▶ [Data in this exercise]:
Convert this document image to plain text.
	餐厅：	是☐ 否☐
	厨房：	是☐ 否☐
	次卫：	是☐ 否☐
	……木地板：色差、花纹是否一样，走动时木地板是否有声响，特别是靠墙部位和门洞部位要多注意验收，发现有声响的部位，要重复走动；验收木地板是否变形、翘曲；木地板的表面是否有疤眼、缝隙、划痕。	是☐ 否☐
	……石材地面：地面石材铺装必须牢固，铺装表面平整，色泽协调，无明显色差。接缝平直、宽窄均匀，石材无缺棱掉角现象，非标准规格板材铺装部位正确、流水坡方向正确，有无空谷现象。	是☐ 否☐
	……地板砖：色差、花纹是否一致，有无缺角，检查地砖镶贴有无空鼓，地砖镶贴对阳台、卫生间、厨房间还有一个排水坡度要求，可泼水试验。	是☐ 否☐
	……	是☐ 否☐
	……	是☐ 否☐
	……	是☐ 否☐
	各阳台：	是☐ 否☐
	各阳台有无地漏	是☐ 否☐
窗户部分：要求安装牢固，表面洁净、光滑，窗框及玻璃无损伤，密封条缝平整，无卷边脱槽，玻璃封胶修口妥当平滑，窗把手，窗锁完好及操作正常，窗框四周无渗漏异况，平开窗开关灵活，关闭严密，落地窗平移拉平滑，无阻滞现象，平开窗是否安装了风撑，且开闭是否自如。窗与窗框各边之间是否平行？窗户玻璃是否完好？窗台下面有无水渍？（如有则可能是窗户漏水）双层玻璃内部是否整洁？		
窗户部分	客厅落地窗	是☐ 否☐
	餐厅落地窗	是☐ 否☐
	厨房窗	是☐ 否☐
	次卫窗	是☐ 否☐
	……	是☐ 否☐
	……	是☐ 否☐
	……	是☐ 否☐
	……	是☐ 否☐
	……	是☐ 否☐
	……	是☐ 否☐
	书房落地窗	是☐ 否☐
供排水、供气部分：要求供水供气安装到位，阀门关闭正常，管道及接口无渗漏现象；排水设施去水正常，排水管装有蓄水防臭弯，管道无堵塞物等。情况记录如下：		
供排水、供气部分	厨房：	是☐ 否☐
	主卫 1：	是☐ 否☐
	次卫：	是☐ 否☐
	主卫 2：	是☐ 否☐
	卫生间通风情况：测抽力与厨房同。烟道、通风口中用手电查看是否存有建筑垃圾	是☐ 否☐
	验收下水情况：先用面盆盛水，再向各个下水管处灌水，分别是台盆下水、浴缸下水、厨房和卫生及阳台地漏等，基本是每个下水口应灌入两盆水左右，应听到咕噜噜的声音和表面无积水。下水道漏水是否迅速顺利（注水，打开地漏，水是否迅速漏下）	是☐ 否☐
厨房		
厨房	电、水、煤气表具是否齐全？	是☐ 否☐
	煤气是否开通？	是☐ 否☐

▶ [What you are asked to do]: Track down all lines above with the string "供气部分" and copy them.

▶ [Output below]:
供排水、供气部分：要求供水供气安装到位，阀门关闭正常，管道及接口无渗漏现象；排水设施去水正常，排水管装有蓄水防臭弯，管道无堵塞物等。情况记录如下：		
供排水、供气部分	厨房：	是☐ 否☐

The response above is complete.